START Records for processing
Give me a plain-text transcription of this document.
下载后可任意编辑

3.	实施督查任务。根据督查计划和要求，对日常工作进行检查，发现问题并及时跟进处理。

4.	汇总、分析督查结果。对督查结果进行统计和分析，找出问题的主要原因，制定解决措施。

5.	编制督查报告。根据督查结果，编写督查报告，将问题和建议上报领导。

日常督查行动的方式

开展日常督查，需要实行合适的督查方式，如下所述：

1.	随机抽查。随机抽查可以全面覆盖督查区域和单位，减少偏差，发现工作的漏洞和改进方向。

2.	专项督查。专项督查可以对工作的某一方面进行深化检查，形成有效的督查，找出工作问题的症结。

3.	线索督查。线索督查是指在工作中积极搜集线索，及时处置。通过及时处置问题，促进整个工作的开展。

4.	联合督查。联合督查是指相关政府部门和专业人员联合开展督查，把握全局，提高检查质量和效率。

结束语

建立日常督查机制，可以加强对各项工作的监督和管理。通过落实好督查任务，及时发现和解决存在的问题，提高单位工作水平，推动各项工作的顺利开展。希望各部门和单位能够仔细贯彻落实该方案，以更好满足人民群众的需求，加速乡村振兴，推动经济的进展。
END Records for processing
> Aim of the exercise
Repeat the preceding lines exactly, please, every one of them.

> Correct answer
Give me a plain-text transcription of this document.
下载后可任意编辑

3.	实施督查任务。根据督查计划和要求，对日常工作进行检查，发现问题并及时跟进处理。

4.	汇总、分析督查结果。对督查结果进行统计和分析，找出问题的主要原因，制定解决措施。

5.	编制督查报告。根据督查结果，编写督查报告，将问题和建议上报领导。

日常督查行动的方式

开展日常督查，需要实行合适的督查方式，如下所述：

1.	随机抽查。随机抽查可以全面覆盖督查区域和单位，减少偏差，发现工作的漏洞和改进方向。

2.	专项督查。专项督查可以对工作的某一方面进行深化检查，形成有效的督查，找出工作问题的症结。

3.	线索督查。线索督查是指在工作中积极搜集线索，及时处置。通过及时处置问题，促进整个工作的开展。

4.	联合督查。联合督查是指相关政府部门和专业人员联合开展督查，把握全局，提高检查质量和效率。

结束语

建立日常督查机制，可以加强对各项工作的监督和管理。通过落实好督查任务，及时发现和解决存在的问题，提高单位工作水平，推动各项工作的顺利开展。希望各部门和单位能够仔细贯彻落实该方案，以更好满足人民群众的需求，加速乡村振兴，推动经济的进展。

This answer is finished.